Show all lines of the listing that hold the word "collections".

· · · · ·

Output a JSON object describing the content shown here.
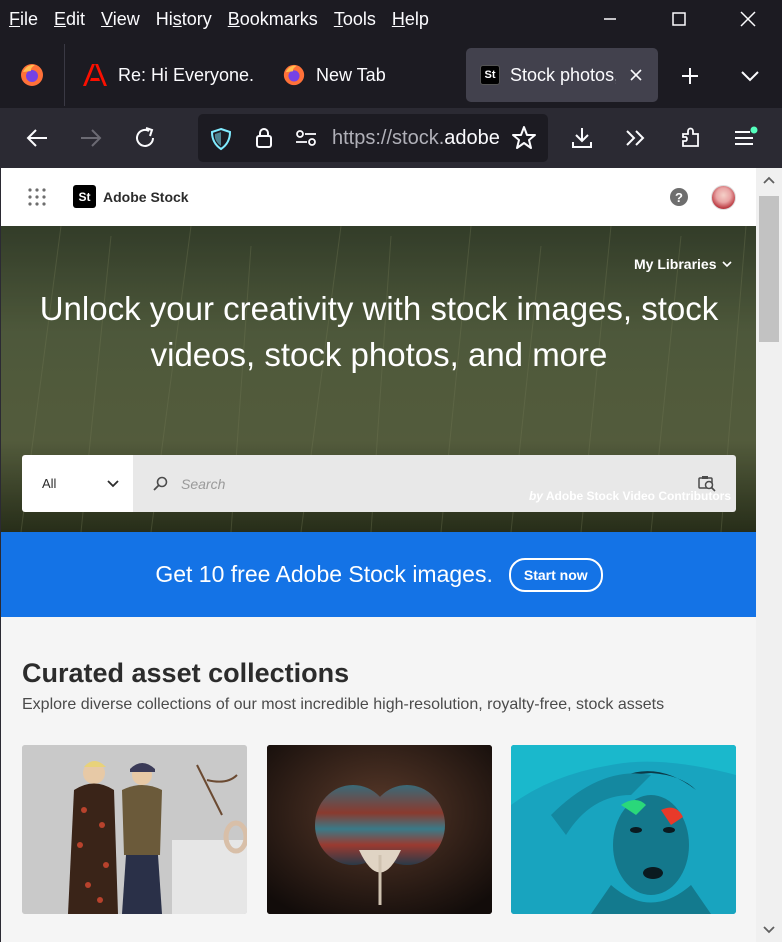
{
  "menubar": {
    "items": [
      {
        "acc": "F",
        "rest": "ile"
      },
      {
        "acc": "E",
        "rest": "dit"
      },
      {
        "acc": "V",
        "rest": "iew"
      },
      {
        "acc": "",
        "pre": "Hi",
        "acc2": "s",
        "post": "tory"
      },
      {
        "acc": "B",
        "rest": "ookmarks"
      },
      {
        "acc": "T",
        "rest": "ools"
      },
      {
        "acc": "H",
        "rest": "elp"
      }
    ]
  },
  "menu": {
    "file_acc": "F",
    "file_rest": "ile",
    "edit_acc": "E",
    "edit_rest": "dit",
    "view_acc": "V",
    "view_rest": "iew",
    "history_pre": "Hi",
    "history_acc": "s",
    "history_rest": "tory",
    "bookmarks_acc": "B",
    "bookmarks_rest": "ookmarks",
    "tools_acc": "T",
    "tools_rest": "ools",
    "help_acc": "H",
    "help_rest": "elp"
  },
  "tabs": {
    "tab1_label": "Re: Hi Everyone. I",
    "tab2_label": "New Tab",
    "tab3_label": "Stock photos, r",
    "tab3_favicon": "St"
  },
  "nav": {
    "url_prefix": "https://stock.",
    "url_domain": "adobe"
  },
  "site": {
    "logo_badge": "St",
    "logo_text": "Adobe Stock",
    "my_libraries": "My Libraries",
    "hero_title": "Unlock your creativity with stock images, stock videos, stock photos, and more",
    "filter_value": "All",
    "search_placeholder": "Search",
    "credit_by": "by",
    "credit_name": "Adobe Stock Video Contributors",
    "banner_text": "Get 10 free Adobe Stock images.",
    "banner_button": "Start now",
    "section_title": "Curated asset collections",
    "section_subtitle": "Explore diverse collections of our most incredible high-resolution, royalty-free, stock assets"
  },
  "colors": {
    "browser_bg": "#1c1b22",
    "toolbar_bg": "#2b2a33",
    "accent_blue": "#1473e6",
    "page_bg": "#f5f5f5"
  }
}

· · · · ·

Final result:
    "section_title": "Curated asset collections",
    "section_subtitle": "Explore diverse collections of our most incredible high-resolution, royalty-free, stock assets"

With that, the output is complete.